GIVEN REQUEST
Transcribe each line of the records below exactly, excluding any embedded images.

SOURCE MATERIAL
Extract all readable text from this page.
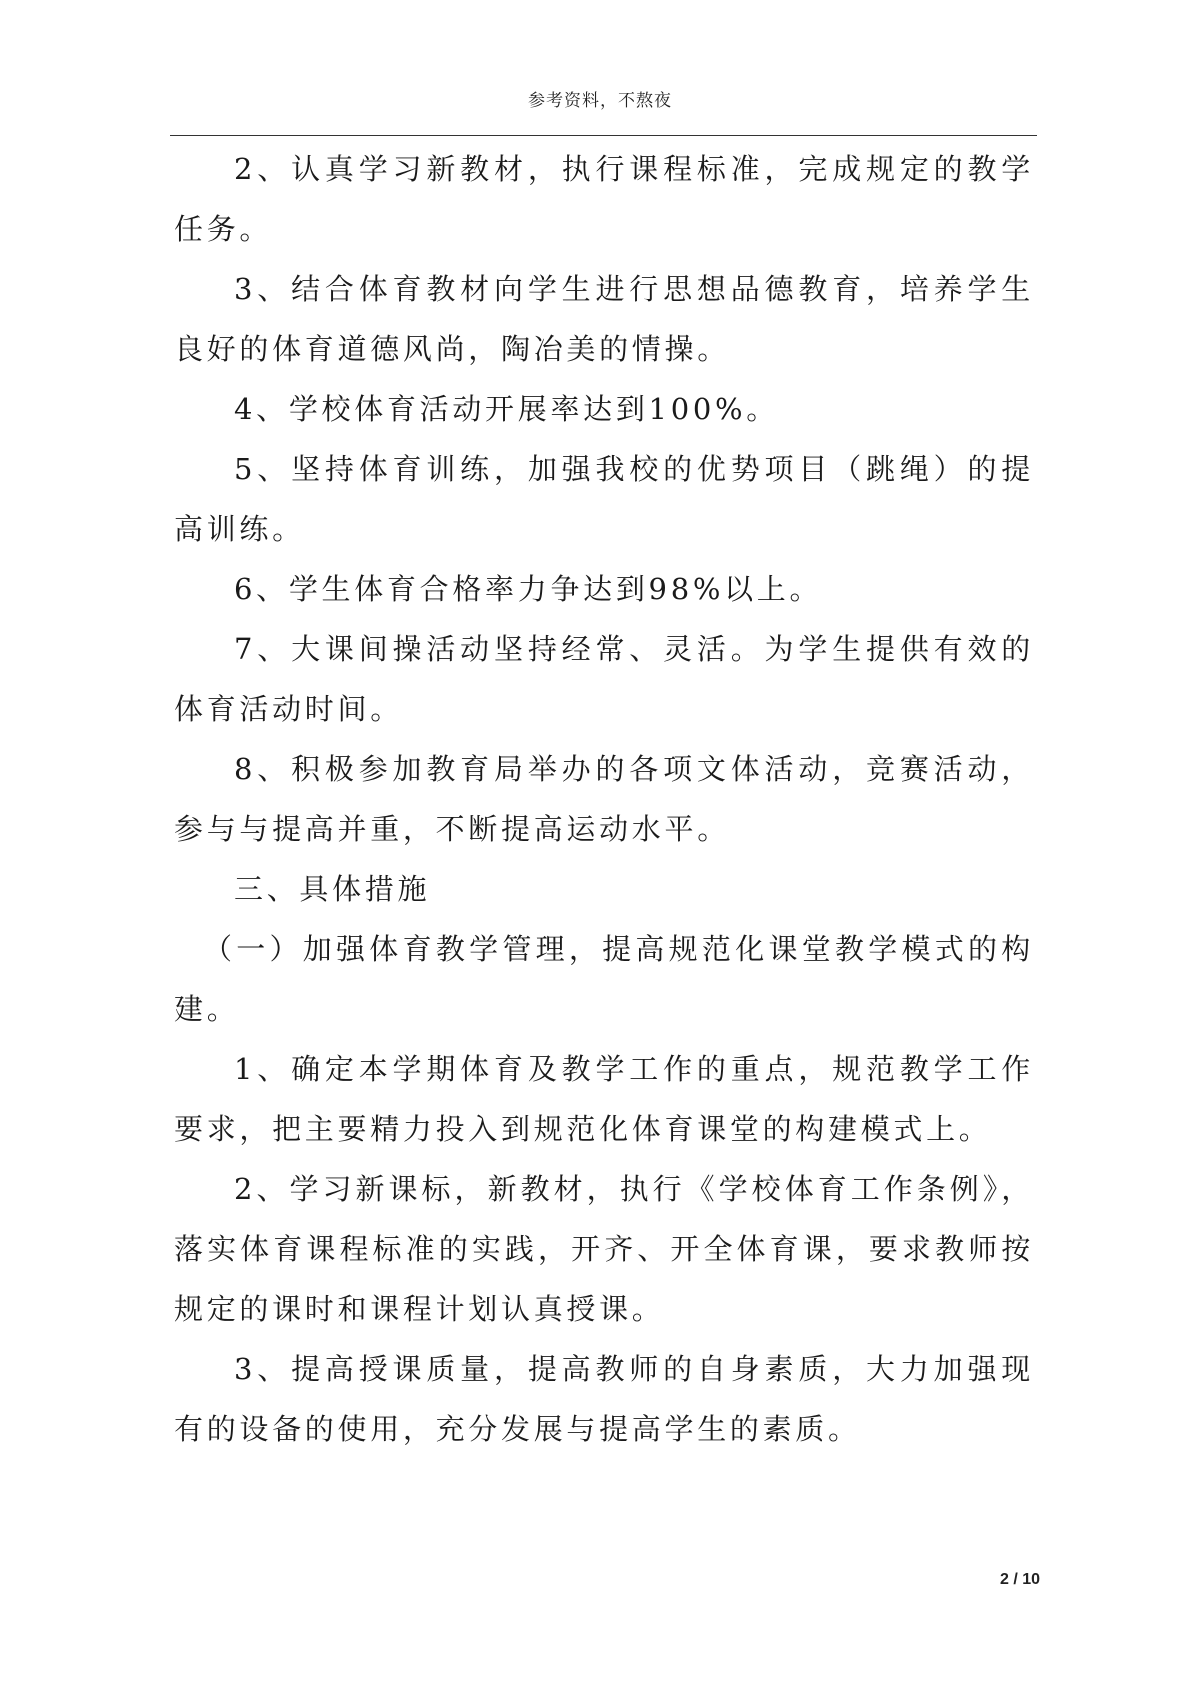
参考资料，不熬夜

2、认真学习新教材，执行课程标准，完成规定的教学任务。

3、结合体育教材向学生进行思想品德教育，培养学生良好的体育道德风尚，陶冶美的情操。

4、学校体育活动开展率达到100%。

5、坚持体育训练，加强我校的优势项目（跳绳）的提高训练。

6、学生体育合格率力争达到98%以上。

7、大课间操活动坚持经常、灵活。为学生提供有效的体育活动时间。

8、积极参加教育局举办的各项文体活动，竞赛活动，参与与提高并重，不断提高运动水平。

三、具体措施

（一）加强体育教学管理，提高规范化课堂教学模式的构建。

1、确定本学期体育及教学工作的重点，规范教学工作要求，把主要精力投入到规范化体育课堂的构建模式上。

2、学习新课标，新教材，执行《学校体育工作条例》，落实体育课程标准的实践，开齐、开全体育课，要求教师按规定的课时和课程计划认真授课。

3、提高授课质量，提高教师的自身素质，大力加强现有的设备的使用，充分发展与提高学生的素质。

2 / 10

TASK ANSWER
Extract all readable text from this page.
参考资料，不熬夜

2、认真学习新教材，执行课程标准，完成规定的教学任务。

3、结合体育教材向学生进行思想品德教育，培养学生良好的体育道德风尚，陶冶美的情操。

4、学校体育活动开展率达到100%。

5、坚持体育训练，加强我校的优势项目（跳绳）的提高训练。

6、学生体育合格率力争达到98%以上。

7、大课间操活动坚持经常、灵活。为学生提供有效的体育活动时间。

8、积极参加教育局举办的各项文体活动，竞赛活动，参与与提高并重，不断提高运动水平。

三、具体措施

（一）加强体育教学管理，提高规范化课堂教学模式的构建。

1、确定本学期体育及教学工作的重点，规范教学工作要求，把主要精力投入到规范化体育课堂的构建模式上。

2、学习新课标，新教材，执行《学校体育工作条例》，落实体育课程标准的实践，开齐、开全体育课，要求教师按规定的课时和课程计划认真授课。

3、提高授课质量，提高教师的自身素质，大力加强现有的设备的使用，充分发展与提高学生的素质。

2 / 10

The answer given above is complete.